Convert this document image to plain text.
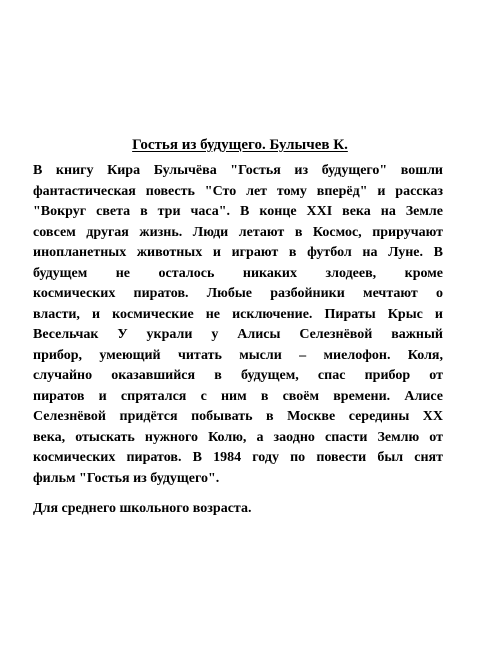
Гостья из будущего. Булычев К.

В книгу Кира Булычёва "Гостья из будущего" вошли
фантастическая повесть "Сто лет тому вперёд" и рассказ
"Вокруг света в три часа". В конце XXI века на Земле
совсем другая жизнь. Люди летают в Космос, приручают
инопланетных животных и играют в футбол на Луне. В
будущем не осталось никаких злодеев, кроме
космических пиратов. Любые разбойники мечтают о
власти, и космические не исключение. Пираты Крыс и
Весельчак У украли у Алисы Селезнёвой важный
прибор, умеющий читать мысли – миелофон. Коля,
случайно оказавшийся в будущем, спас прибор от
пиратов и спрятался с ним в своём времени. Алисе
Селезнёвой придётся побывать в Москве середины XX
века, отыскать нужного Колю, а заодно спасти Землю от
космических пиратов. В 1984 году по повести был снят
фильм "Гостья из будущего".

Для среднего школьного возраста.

...

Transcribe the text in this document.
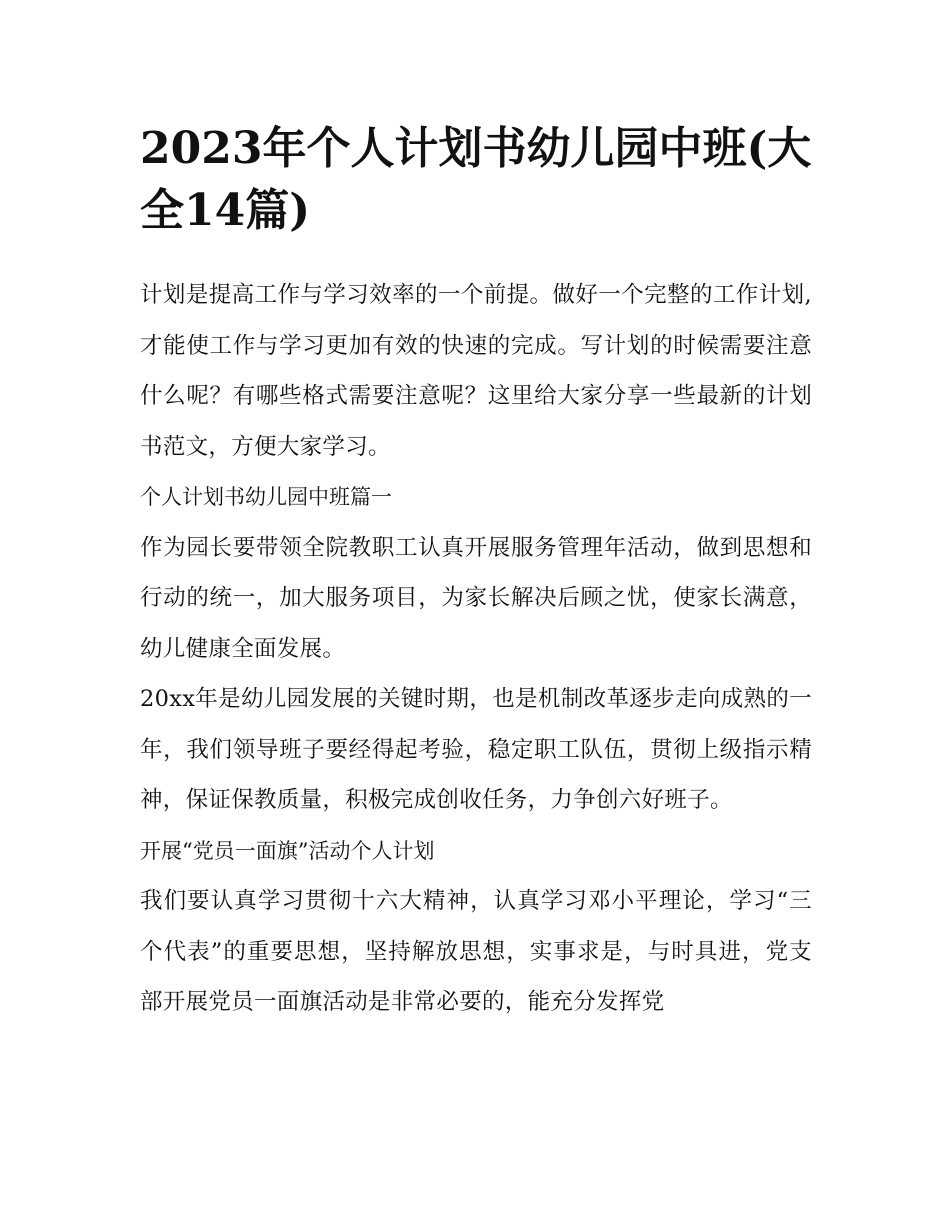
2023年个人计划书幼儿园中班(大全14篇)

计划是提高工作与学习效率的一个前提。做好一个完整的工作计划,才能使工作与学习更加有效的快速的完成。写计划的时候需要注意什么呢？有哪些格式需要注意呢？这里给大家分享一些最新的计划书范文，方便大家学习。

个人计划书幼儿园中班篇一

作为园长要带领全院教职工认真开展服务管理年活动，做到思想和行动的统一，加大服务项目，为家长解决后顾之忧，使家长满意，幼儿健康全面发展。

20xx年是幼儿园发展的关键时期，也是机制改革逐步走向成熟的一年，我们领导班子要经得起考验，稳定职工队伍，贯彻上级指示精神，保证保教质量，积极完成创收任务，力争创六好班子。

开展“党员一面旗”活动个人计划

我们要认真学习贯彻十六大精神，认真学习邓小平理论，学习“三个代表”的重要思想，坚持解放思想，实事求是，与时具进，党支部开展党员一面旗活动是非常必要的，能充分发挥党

• _Task brief_: Where does the word "Селезнёвой" appear in the listing? List each line that holds it.

• _Reply to the task_:
Весельчак У украли у Алисы Селезнёвой важный
Селезнёвой придётся побывать в Москве середины XX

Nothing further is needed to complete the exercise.